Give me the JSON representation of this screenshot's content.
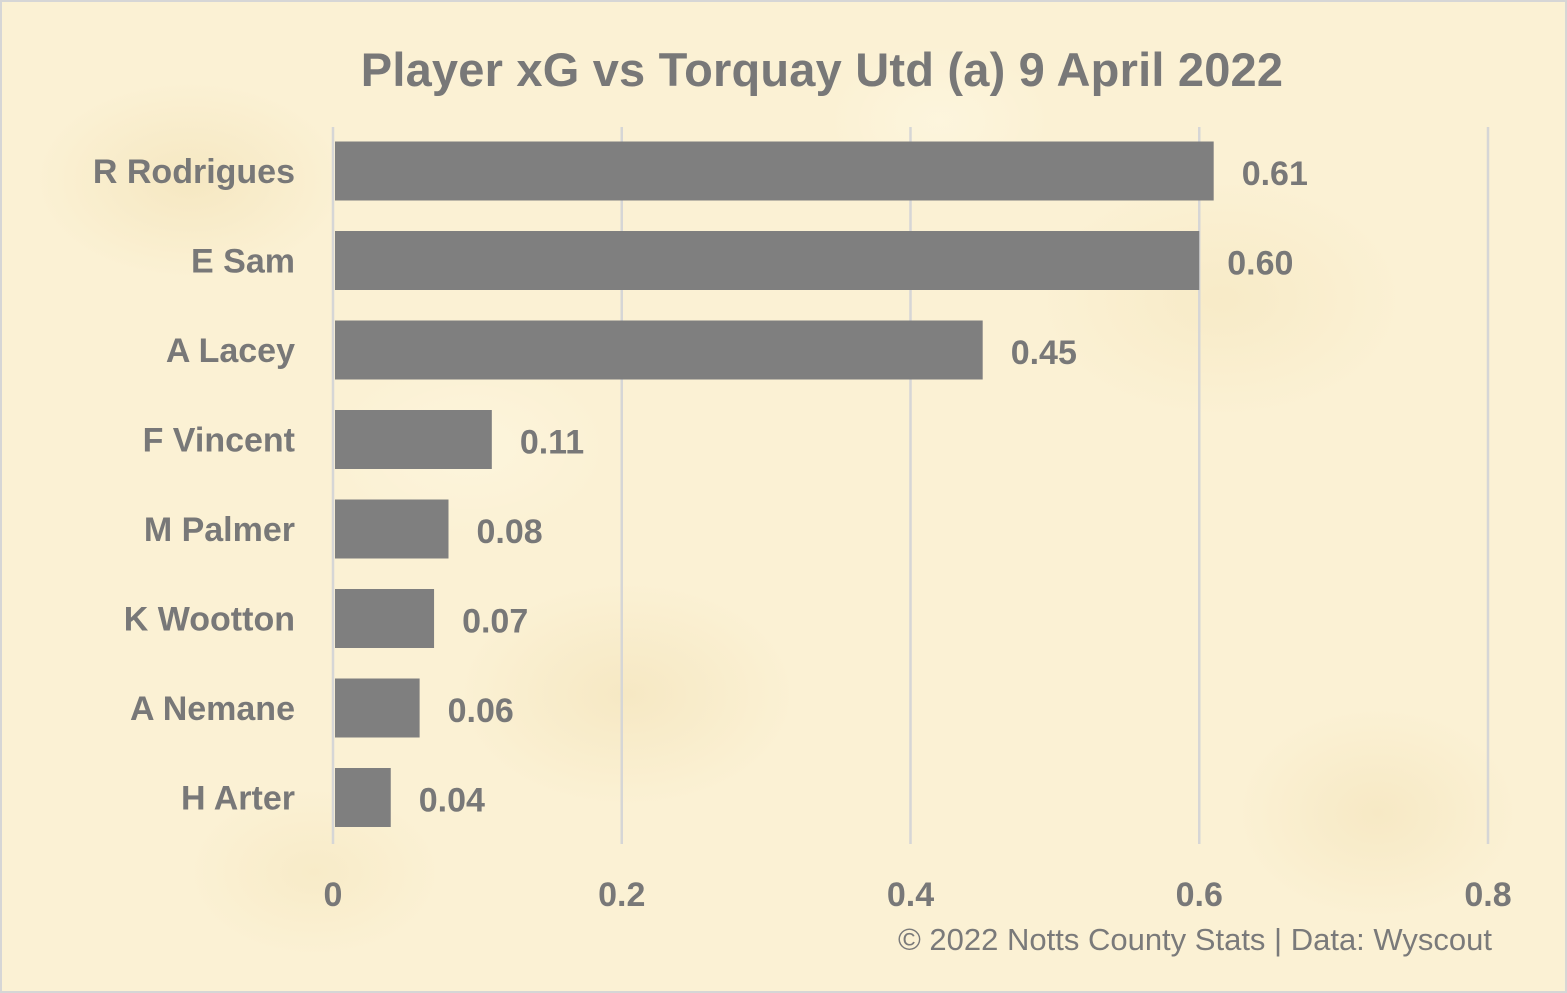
{
  "chart_data": {
    "type": "bar",
    "orientation": "horizontal",
    "title": "Player xG vs Torquay Utd (a) 9 April 2022",
    "categories": [
      "R Rodrigues",
      "E Sam",
      "A Lacey",
      "F Vincent",
      "M Palmer",
      "K Wootton",
      "A Nemane",
      "H Arter"
    ],
    "values": [
      0.61,
      0.6,
      0.45,
      0.11,
      0.08,
      0.07,
      0.06,
      0.04
    ],
    "value_labels": [
      "0.61",
      "0.60",
      "0.45",
      "0.11",
      "0.08",
      "0.07",
      "0.06",
      "0.04"
    ],
    "xlim": [
      0,
      0.8
    ],
    "x_ticks": [
      0,
      0.2,
      0.4,
      0.6,
      0.8
    ],
    "x_tick_labels": [
      "0",
      "0.2",
      "0.4",
      "0.6",
      "0.8"
    ],
    "xlabel": "",
    "ylabel": "",
    "grid": "vertical",
    "legend": "none",
    "colors": {
      "bar": "#7f7f7f",
      "text": "#787878",
      "grid": "#d6d6d6",
      "background": "#fbf1d4"
    }
  },
  "footer": {
    "credit": "© 2022 Notts County Stats | Data: Wyscout"
  }
}
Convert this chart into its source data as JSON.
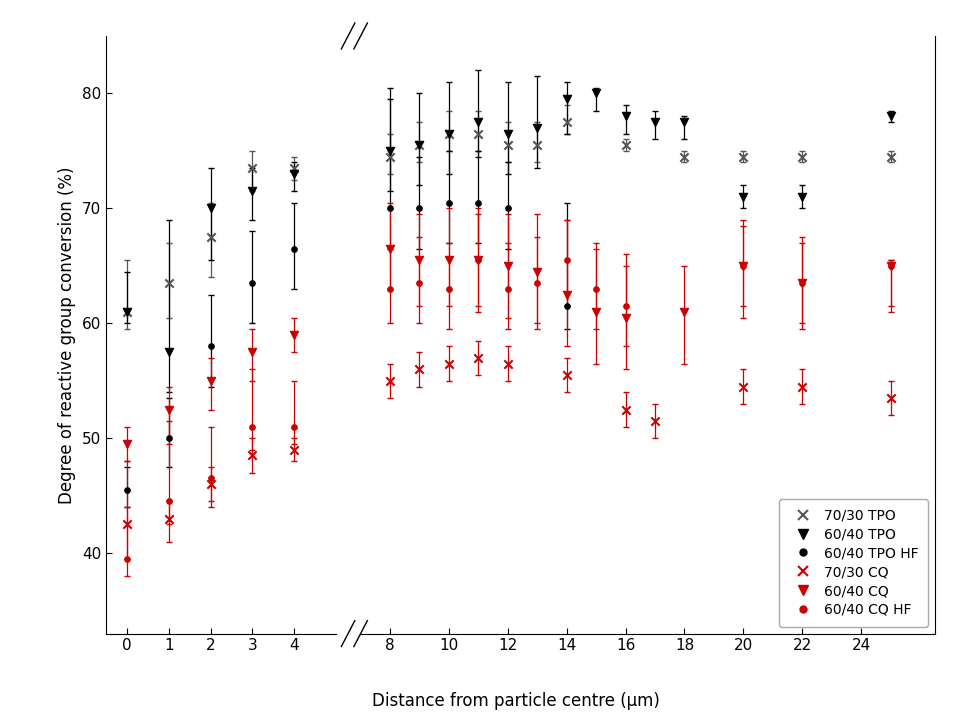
{
  "xlabel": "Distance from particle centre (μm)",
  "ylabel": "Degree of reactive group conversion (%)",
  "ylim": [
    33,
    85
  ],
  "yticks": [
    40,
    50,
    60,
    70,
    80
  ],
  "background_color": "#ffffff",
  "series": {
    "tpo_7030": {
      "label": "70/30 TPO",
      "color": "#555555",
      "marker": "x",
      "x1": [
        0,
        1,
        2,
        3,
        4
      ],
      "y1": [
        61.0,
        63.5,
        67.5,
        73.5,
        73.5
      ],
      "yerr1_lo": [
        1.5,
        3.0,
        3.5,
        2.0,
        1.0
      ],
      "yerr1_hi": [
        4.5,
        3.5,
        3.0,
        1.5,
        1.0
      ],
      "x2": [
        8,
        9,
        10,
        11,
        12,
        13,
        14,
        16,
        18,
        20,
        22,
        25
      ],
      "y2": [
        74.5,
        75.5,
        76.5,
        76.5,
        75.5,
        75.5,
        77.5,
        75.5,
        74.5,
        74.5,
        74.5,
        74.5
      ],
      "yerr2_lo": [
        1.5,
        1.5,
        1.5,
        1.5,
        1.5,
        1.5,
        1.0,
        0.5,
        0.5,
        0.5,
        0.5,
        0.5
      ],
      "yerr2_hi": [
        2.0,
        2.0,
        2.0,
        2.0,
        2.0,
        2.0,
        1.5,
        0.5,
        0.5,
        0.5,
        0.5,
        0.5
      ]
    },
    "tpo_6040": {
      "label": "60/40 TPO",
      "color": "#000000",
      "marker": "v",
      "x1": [
        0,
        1,
        2,
        3,
        4
      ],
      "y1": [
        61.0,
        57.5,
        70.0,
        71.5,
        73.0
      ],
      "yerr1_lo": [
        1.0,
        3.5,
        4.5,
        2.5,
        1.5
      ],
      "yerr1_hi": [
        3.5,
        11.5,
        3.5,
        2.0,
        1.0
      ],
      "x2": [
        8,
        9,
        10,
        11,
        12,
        13,
        14,
        15,
        16,
        17,
        18,
        20,
        22,
        25
      ],
      "y2": [
        75.0,
        75.5,
        76.5,
        77.5,
        76.5,
        77.0,
        79.5,
        80.0,
        78.0,
        77.5,
        77.5,
        71.0,
        71.0,
        78.0
      ],
      "yerr2_lo": [
        3.5,
        3.5,
        3.5,
        3.0,
        3.5,
        3.5,
        3.0,
        1.5,
        1.5,
        1.5,
        1.5,
        1.0,
        1.0,
        0.5
      ],
      "yerr2_hi": [
        4.5,
        4.5,
        4.5,
        4.5,
        4.5,
        4.5,
        1.5,
        0.5,
        1.0,
        1.0,
        0.5,
        1.0,
        1.0,
        0.5
      ]
    },
    "tpo_hf": {
      "label": "60/40 TPO HF",
      "color": "#000000",
      "marker": "o",
      "x1": [
        0,
        1,
        2,
        3,
        4
      ],
      "y1": [
        45.5,
        50.0,
        58.0,
        63.5,
        66.5
      ],
      "yerr1_lo": [
        1.5,
        2.5,
        3.5,
        3.5,
        3.5
      ],
      "yerr1_hi": [
        2.0,
        3.5,
        4.5,
        4.5,
        4.0
      ],
      "x2": [
        8,
        9,
        10,
        11,
        12,
        14
      ],
      "y2": [
        70.0,
        70.0,
        70.5,
        70.5,
        70.0,
        61.5
      ],
      "yerr2_lo": [
        3.5,
        3.5,
        3.5,
        3.5,
        3.5,
        2.0
      ],
      "yerr2_hi": [
        10.5,
        4.5,
        4.5,
        4.5,
        4.0,
        9.0
      ]
    },
    "cq_7030": {
      "label": "70/30 CQ",
      "color": "#cc0000",
      "marker": "x",
      "x1": [
        0,
        1,
        2,
        3,
        4
      ],
      "y1": [
        42.5,
        43.0,
        46.0,
        48.5,
        49.0
      ],
      "yerr1_lo": [
        3.0,
        2.0,
        1.5,
        1.5,
        1.0
      ],
      "yerr1_hi": [
        1.5,
        1.5,
        1.5,
        1.5,
        1.0
      ],
      "x2": [
        8,
        9,
        10,
        11,
        12,
        14,
        16,
        17,
        20,
        22,
        25
      ],
      "y2": [
        55.0,
        56.0,
        56.5,
        57.0,
        56.5,
        55.5,
        52.5,
        51.5,
        54.5,
        54.5,
        53.5
      ],
      "yerr2_lo": [
        1.5,
        1.5,
        1.5,
        1.5,
        1.5,
        1.5,
        1.5,
        1.5,
        1.5,
        1.5,
        1.5
      ],
      "yerr2_hi": [
        1.5,
        1.5,
        1.5,
        1.5,
        1.5,
        1.5,
        1.5,
        1.5,
        1.5,
        1.5,
        1.5
      ]
    },
    "cq_6040": {
      "label": "60/40 CQ",
      "color": "#cc0000",
      "marker": "v",
      "x1": [
        0,
        1,
        2,
        3,
        4
      ],
      "y1": [
        49.5,
        52.5,
        55.0,
        57.5,
        59.0
      ],
      "yerr1_lo": [
        1.5,
        3.0,
        2.5,
        2.5,
        1.5
      ],
      "yerr1_hi": [
        1.5,
        2.0,
        2.0,
        2.0,
        1.5
      ],
      "x2": [
        8,
        9,
        10,
        11,
        12,
        13,
        14,
        15,
        16,
        18,
        20,
        22,
        25
      ],
      "y2": [
        66.5,
        65.5,
        65.5,
        65.5,
        65.0,
        64.5,
        62.5,
        61.0,
        60.5,
        61.0,
        65.0,
        63.5,
        65.0
      ],
      "yerr2_lo": [
        3.5,
        4.0,
        4.0,
        4.5,
        4.5,
        4.5,
        4.5,
        4.5,
        4.5,
        4.5,
        4.5,
        4.0,
        4.0
      ],
      "yerr2_hi": [
        4.0,
        4.0,
        4.5,
        4.5,
        4.5,
        5.0,
        6.5,
        5.5,
        5.5,
        4.0,
        4.0,
        4.0,
        0.5
      ]
    },
    "cq_hf": {
      "label": "60/40 CQ HF",
      "color": "#cc0000",
      "marker": "o",
      "x1": [
        0,
        1,
        2,
        3,
        4
      ],
      "y1": [
        39.5,
        44.5,
        46.5,
        51.0,
        51.0
      ],
      "yerr1_lo": [
        1.5,
        2.0,
        2.5,
        2.0,
        1.5
      ],
      "yerr1_hi": [
        8.5,
        7.0,
        4.5,
        5.0,
        4.0
      ],
      "x2": [
        8,
        9,
        10,
        11,
        12,
        13,
        14,
        15,
        16,
        20,
        22,
        25
      ],
      "y2": [
        63.0,
        63.5,
        63.0,
        65.5,
        63.0,
        63.5,
        65.5,
        63.0,
        61.5,
        65.0,
        63.5,
        65.0
      ],
      "yerr2_lo": [
        3.0,
        3.5,
        3.5,
        4.0,
        3.5,
        4.0,
        4.0,
        3.5,
        3.5,
        3.5,
        3.5,
        3.5
      ],
      "yerr2_hi": [
        3.5,
        4.0,
        4.0,
        4.0,
        4.0,
        4.0,
        3.5,
        4.0,
        3.5,
        3.5,
        3.5,
        0.5
      ]
    }
  },
  "x1ticks": [
    0,
    1,
    2,
    3,
    4
  ],
  "x2ticks": [
    8,
    10,
    12,
    14,
    16,
    18,
    20,
    22,
    24
  ]
}
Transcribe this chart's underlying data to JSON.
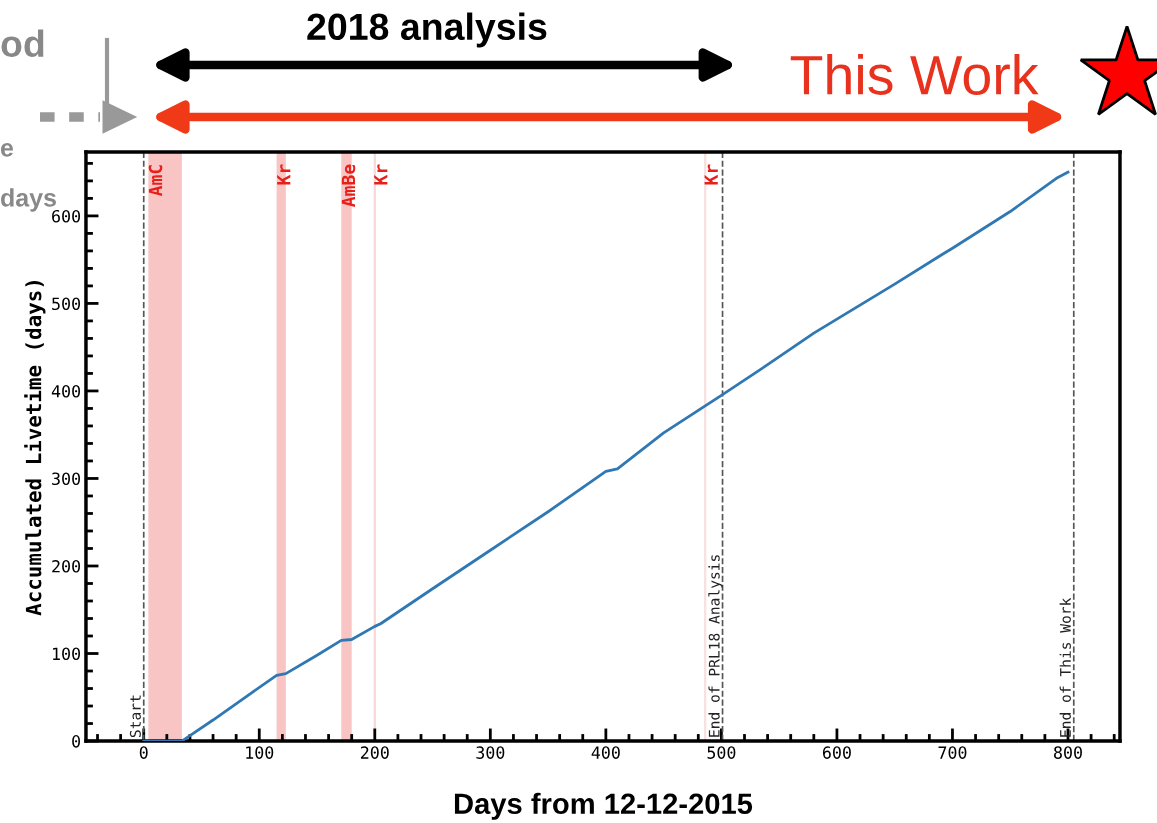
{
  "chart_data": {
    "type": "line",
    "xlabel": "Days from 12-12-2015",
    "ylabel": "Accumulated Livetime (days)",
    "xlim": [
      -50,
      845
    ],
    "ylim": [
      0,
      673
    ],
    "xticks": [
      0,
      100,
      200,
      300,
      400,
      500,
      600,
      700,
      800
    ],
    "yticks": [
      0,
      100,
      200,
      300,
      400,
      500,
      600
    ],
    "series": [
      {
        "color": "#2f78b4",
        "x": [
          0,
          33,
          60,
          90,
          115,
          123,
          150,
          171,
          180,
          200,
          205,
          250,
          300,
          350,
          400,
          410,
          450,
          500,
          540,
          580,
          600,
          650,
          690,
          700,
          750,
          790,
          800
        ],
        "values": [
          0,
          0,
          24,
          52,
          75,
          77,
          98,
          115,
          116,
          131,
          134,
          174,
          218,
          262,
          308,
          311,
          352,
          395,
          430,
          466,
          482,
          522,
          555,
          563,
          605,
          643,
          650
        ]
      }
    ],
    "bands": [
      {
        "axis": "x",
        "from": 4,
        "to": 33,
        "label": "AmC",
        "color": "#f8c4c4"
      },
      {
        "axis": "x",
        "from": 115,
        "to": 123,
        "label": "Kr",
        "color": "#f8c4c4"
      },
      {
        "axis": "x",
        "from": 171,
        "to": 180,
        "label": "AmBe",
        "color": "#f8c4c4"
      },
      {
        "axis": "x",
        "from": 199,
        "to": 201,
        "label": "Kr",
        "color": "#f8d8d8"
      },
      {
        "axis": "x",
        "from": 485,
        "to": 487,
        "label": "Kr",
        "color": "#f8e0e0"
      }
    ],
    "ref_lines": [
      {
        "axis": "x",
        "value": 0,
        "label": "Start",
        "color": "#555555",
        "line_style": "dashed"
      },
      {
        "axis": "x",
        "value": 501,
        "label": "End of PRL18 Analysis",
        "color": "#555555",
        "line_style": "dashed"
      },
      {
        "axis": "x",
        "value": 805,
        "label": "End of This Work",
        "color": "#555555",
        "line_style": "dashed"
      }
    ],
    "annotations": [
      "2018 analysis",
      "This Work",
      "od",
      "e",
      "days"
    ],
    "grid": false,
    "legend": false,
    "marker": "none",
    "line_style": "solid"
  }
}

________________________________________

▶ _Aim_:
Return each line of the data that contains the string "ylabel".

▶ _Solution for this task_:
    "ylabel": "",
  "ylabel": "Degree of reactive group conversion (%)",
    "ylabel": "Accumulated Livetime (days)",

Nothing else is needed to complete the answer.